Recorded data
■ ■ ■ ■

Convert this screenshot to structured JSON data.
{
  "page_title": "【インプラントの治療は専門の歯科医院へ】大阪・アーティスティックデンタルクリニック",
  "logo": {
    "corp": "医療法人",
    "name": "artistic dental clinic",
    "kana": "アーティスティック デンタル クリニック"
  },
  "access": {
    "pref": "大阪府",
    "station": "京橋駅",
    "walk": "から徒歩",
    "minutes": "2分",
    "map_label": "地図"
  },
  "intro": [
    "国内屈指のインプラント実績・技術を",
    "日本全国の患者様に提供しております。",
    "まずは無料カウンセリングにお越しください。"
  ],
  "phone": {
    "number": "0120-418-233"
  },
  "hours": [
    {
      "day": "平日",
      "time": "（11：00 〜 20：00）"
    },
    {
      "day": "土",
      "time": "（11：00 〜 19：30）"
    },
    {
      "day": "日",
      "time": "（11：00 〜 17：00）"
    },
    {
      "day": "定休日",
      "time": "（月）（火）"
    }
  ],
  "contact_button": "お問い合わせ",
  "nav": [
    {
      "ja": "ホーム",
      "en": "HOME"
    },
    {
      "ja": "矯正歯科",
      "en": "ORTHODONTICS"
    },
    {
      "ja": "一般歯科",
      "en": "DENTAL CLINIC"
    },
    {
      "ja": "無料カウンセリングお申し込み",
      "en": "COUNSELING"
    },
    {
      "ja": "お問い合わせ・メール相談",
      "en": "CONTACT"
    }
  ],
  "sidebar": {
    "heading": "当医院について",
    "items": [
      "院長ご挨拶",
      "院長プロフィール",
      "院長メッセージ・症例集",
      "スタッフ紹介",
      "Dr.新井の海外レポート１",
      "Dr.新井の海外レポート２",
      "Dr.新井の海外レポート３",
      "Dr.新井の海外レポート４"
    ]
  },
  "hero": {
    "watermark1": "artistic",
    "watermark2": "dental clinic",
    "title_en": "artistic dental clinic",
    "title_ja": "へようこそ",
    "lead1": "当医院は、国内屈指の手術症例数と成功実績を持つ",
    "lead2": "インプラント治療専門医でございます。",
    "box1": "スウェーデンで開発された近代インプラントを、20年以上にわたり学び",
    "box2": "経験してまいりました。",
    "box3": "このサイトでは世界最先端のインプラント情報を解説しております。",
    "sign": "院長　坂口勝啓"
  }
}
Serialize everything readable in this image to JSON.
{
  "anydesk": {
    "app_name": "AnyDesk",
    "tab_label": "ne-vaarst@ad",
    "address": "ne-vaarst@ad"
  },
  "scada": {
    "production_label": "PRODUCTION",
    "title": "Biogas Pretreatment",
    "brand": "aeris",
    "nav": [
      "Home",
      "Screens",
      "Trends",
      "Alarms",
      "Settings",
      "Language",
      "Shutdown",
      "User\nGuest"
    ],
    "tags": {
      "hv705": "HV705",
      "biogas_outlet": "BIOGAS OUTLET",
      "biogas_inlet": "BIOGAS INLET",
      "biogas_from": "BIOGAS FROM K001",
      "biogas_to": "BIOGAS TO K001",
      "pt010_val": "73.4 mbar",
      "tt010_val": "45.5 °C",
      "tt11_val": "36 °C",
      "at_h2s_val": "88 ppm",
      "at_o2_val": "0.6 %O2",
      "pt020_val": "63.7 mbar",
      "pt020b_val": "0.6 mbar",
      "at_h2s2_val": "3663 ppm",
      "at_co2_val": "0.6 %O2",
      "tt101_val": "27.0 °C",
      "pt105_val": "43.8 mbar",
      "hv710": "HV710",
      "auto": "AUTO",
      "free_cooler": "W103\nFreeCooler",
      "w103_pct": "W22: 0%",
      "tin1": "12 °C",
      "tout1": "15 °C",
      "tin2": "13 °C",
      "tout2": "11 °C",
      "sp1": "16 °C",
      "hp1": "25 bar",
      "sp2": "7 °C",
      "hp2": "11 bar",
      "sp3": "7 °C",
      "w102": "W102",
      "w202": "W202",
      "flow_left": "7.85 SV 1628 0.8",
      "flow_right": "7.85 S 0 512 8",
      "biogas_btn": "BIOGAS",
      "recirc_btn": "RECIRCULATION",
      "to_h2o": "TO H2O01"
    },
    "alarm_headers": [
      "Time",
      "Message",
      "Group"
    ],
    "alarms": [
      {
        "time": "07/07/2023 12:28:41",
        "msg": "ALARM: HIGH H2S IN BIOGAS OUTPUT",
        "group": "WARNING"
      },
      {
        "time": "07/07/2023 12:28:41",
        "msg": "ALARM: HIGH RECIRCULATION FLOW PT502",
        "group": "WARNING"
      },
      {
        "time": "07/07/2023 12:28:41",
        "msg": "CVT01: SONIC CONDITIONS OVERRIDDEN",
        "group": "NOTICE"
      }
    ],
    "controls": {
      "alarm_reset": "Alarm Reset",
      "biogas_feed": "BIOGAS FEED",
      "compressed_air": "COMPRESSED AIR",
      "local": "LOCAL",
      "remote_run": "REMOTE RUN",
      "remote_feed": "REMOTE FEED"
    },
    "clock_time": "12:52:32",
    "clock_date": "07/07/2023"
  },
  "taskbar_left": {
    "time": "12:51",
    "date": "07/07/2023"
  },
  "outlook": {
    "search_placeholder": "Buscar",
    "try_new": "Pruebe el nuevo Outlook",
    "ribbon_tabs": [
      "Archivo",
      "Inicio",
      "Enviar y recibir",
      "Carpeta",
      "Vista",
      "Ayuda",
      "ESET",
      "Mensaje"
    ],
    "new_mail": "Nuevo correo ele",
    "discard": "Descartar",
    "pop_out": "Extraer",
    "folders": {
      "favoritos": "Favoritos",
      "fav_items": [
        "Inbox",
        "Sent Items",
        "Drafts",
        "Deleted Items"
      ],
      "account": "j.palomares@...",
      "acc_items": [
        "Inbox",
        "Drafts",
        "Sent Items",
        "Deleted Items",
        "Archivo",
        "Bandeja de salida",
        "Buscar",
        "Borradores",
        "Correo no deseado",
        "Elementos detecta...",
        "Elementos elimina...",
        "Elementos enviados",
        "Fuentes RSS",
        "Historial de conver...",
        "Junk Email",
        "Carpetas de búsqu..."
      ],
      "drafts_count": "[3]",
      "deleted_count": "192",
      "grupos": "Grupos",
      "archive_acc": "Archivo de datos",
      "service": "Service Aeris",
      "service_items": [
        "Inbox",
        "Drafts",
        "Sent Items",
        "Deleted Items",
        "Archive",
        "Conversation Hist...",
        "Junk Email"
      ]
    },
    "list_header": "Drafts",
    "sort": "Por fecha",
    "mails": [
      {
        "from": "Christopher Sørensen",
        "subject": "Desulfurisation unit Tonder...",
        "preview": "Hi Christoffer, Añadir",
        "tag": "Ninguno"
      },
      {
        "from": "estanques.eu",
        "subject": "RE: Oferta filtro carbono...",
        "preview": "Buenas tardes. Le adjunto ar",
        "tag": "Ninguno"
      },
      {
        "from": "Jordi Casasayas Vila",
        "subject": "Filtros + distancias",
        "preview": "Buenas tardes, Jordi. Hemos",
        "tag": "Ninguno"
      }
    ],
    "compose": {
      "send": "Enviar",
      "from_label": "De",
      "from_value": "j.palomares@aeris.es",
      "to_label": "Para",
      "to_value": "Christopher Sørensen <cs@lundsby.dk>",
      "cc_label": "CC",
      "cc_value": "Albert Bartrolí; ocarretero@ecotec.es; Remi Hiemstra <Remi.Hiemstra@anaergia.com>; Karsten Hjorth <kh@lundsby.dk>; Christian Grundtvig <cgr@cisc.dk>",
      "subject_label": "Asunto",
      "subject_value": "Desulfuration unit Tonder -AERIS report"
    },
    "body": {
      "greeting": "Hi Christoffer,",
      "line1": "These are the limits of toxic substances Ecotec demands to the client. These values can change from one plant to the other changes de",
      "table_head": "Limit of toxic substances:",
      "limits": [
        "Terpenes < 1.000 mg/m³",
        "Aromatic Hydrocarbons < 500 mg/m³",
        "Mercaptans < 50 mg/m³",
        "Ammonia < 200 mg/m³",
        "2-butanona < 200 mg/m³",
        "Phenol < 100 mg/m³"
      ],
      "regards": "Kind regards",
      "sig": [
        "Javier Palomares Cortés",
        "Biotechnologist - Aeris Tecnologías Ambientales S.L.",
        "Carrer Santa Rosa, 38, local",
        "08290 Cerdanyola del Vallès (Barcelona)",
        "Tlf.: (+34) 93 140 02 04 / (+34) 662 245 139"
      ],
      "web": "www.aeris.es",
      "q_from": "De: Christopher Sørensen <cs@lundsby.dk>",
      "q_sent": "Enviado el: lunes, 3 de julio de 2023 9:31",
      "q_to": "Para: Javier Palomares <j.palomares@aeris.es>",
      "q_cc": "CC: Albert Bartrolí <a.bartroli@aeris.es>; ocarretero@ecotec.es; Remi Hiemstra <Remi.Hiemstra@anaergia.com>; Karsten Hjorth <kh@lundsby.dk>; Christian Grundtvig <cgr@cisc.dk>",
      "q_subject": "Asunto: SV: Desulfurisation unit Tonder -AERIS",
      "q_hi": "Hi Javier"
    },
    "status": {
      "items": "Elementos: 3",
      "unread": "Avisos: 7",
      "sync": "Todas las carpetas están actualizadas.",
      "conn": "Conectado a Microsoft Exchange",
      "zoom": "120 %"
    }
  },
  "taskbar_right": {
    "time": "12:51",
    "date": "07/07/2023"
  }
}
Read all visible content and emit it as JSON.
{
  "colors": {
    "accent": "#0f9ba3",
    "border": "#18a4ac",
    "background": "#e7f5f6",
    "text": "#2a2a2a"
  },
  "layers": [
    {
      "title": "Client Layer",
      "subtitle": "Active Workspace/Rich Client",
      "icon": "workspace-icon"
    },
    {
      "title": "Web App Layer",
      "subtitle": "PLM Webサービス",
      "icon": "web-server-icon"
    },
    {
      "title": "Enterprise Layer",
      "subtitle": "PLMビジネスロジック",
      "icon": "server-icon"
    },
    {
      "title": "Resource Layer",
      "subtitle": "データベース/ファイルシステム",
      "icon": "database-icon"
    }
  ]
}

■ ■ ■ ■

* _Given exercise_
Your output consists solely of the lines from the one with "Read all visible content and emit it as JSON." through the last line, copied exactly.

* _Finished exercise_
Read all visible content and emit it as JSON.
{
  "colors": {
    "accent": "#0f9ba3",
    "border": "#18a4ac",
    "background": "#e7f5f6",
    "text": "#2a2a2a"
  },
  "layers": [
    {
      "title": "Client Layer",
      "subtitle": "Active Workspace/Rich Client",
      "icon": "workspace-icon"
    },
    {
      "title": "Web App Layer",
      "subtitle": "PLM Webサービス",
      "icon": "web-server-icon"
    },
    {
      "title": "Enterprise Layer",
      "subtitle": "PLMビジネスロジック",
      "icon": "server-icon"
    },
    {
      "title": "Resource Layer",
      "subtitle": "データベース/ファイルシステム",
      "icon": "database-icon"
    }
  ]
}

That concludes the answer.